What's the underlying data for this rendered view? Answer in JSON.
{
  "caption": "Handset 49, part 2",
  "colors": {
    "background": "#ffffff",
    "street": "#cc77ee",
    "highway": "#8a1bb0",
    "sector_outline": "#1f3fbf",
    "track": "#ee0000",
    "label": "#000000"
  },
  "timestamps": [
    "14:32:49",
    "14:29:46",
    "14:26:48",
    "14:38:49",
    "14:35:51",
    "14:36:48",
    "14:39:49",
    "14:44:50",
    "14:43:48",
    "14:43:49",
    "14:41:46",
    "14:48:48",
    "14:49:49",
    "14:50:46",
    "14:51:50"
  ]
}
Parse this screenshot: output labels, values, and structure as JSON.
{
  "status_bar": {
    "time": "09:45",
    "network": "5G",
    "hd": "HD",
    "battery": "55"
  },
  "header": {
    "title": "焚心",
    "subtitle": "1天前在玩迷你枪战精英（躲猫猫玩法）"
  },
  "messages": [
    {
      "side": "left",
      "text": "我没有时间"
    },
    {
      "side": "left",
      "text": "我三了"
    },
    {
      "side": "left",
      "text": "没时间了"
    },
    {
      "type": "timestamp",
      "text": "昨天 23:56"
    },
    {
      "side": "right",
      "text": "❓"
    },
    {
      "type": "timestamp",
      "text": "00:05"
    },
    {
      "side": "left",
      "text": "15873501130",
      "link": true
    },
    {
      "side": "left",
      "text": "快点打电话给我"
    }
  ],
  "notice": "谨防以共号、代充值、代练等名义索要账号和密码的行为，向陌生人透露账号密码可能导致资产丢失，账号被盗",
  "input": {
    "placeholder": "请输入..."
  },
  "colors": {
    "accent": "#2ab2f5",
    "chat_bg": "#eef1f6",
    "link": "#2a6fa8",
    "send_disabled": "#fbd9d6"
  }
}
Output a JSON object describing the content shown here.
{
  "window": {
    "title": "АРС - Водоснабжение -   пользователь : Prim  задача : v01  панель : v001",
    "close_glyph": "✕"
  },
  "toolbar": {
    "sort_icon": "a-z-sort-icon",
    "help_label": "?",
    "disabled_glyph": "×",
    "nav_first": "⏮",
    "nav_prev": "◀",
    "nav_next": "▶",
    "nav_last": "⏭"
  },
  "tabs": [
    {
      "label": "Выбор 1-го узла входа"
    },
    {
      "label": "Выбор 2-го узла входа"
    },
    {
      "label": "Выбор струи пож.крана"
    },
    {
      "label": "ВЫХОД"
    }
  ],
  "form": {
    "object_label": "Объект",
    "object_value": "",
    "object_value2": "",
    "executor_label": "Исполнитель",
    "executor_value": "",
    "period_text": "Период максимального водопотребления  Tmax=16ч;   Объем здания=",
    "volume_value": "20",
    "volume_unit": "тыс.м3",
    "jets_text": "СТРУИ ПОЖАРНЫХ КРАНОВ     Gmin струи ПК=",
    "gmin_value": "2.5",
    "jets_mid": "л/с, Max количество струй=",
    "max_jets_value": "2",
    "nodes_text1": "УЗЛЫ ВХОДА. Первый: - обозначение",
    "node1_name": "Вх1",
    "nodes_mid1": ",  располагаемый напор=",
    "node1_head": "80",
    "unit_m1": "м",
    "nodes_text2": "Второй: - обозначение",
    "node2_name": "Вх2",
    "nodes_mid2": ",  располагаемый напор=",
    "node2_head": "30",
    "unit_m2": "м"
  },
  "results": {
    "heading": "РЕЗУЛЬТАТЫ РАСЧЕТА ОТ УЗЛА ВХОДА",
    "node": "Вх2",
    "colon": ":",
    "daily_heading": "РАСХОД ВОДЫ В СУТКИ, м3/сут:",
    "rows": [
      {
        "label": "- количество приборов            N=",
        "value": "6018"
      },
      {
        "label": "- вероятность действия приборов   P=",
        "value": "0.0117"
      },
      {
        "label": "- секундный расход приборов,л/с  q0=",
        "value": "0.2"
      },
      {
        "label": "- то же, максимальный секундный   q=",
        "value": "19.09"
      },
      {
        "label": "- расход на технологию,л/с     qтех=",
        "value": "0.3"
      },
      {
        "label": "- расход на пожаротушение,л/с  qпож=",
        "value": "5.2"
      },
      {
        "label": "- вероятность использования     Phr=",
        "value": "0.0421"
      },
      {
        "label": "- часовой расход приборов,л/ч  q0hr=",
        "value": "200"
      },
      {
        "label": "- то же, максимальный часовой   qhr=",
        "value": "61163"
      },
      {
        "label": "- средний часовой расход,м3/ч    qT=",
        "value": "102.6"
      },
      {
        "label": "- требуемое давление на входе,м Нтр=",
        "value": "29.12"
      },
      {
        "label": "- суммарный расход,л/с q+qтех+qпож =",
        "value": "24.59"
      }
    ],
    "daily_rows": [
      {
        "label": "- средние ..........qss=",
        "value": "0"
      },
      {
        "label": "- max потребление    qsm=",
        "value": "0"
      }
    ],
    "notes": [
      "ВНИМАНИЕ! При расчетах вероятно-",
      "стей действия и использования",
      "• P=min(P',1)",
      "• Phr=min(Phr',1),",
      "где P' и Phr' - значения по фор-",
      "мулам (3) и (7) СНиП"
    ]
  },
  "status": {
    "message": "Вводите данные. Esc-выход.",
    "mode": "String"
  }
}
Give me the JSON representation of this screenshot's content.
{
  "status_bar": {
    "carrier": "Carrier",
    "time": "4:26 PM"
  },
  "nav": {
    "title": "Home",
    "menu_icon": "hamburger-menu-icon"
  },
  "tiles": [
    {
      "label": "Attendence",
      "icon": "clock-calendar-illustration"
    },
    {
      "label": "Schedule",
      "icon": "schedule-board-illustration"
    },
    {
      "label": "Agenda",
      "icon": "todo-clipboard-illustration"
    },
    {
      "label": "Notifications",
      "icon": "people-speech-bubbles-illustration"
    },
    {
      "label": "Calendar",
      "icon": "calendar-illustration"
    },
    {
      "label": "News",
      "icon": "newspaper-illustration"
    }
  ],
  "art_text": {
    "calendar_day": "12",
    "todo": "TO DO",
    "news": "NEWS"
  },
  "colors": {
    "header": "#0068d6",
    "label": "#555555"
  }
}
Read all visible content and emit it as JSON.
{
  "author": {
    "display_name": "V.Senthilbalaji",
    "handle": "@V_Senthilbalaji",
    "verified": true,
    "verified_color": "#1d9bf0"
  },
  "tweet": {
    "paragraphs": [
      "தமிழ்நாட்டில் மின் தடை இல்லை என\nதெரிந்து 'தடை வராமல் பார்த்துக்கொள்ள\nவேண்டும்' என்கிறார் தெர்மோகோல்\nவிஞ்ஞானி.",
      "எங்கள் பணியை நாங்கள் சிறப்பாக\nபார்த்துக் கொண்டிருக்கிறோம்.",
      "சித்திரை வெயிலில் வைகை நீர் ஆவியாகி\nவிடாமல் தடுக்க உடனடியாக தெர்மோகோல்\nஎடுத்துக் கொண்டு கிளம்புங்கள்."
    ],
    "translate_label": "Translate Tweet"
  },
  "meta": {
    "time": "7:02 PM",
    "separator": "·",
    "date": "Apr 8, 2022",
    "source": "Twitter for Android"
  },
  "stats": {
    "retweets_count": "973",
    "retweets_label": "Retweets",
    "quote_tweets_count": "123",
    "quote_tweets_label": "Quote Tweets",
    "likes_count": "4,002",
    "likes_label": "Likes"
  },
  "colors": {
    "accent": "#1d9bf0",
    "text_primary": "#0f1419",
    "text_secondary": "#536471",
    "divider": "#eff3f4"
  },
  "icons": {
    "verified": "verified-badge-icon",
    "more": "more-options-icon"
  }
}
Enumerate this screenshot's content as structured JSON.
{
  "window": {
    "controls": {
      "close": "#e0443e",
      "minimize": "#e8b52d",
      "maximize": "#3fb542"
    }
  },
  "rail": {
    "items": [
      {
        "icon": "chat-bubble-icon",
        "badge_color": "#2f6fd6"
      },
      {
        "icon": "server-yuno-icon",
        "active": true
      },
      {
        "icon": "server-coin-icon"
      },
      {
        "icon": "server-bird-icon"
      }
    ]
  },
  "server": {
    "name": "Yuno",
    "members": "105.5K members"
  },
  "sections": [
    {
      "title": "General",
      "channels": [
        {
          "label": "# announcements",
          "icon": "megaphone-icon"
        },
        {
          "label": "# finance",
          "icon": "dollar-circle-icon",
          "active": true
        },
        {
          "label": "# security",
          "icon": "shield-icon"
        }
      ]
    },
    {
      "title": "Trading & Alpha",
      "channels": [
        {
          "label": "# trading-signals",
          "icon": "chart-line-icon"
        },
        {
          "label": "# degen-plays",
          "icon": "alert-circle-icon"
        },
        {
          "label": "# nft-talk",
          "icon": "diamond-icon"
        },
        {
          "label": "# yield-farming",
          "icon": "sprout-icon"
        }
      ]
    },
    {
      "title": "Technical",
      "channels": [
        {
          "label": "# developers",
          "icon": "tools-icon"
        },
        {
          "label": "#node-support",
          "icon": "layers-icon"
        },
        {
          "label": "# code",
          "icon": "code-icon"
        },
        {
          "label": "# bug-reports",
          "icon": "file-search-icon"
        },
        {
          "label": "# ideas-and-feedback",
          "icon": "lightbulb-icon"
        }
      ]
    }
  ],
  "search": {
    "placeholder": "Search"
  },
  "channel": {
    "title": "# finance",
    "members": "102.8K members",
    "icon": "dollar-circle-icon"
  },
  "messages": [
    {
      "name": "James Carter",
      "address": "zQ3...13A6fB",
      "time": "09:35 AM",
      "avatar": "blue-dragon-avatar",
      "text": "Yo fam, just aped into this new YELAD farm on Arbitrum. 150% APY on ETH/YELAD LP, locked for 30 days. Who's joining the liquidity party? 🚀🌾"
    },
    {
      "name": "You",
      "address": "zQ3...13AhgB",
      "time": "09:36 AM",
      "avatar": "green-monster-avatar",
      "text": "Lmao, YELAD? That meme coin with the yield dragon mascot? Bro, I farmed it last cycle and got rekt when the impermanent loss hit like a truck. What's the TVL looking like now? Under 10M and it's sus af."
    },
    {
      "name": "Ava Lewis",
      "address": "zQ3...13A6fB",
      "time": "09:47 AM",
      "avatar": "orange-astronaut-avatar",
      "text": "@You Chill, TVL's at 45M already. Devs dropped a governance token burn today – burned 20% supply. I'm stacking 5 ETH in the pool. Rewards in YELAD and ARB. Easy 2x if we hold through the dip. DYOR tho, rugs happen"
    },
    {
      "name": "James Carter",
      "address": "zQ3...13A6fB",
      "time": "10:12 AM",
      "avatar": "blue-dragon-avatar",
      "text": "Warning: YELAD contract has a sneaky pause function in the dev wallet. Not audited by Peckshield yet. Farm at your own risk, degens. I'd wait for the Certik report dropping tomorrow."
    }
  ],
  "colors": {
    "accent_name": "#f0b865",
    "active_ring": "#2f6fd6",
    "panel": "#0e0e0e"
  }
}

# What needs to be done
Pull out each line of the listing that holds the string "действия".

# Reply
        "label": "- вероятность действия приборов   P=",
      "стей действия и использования",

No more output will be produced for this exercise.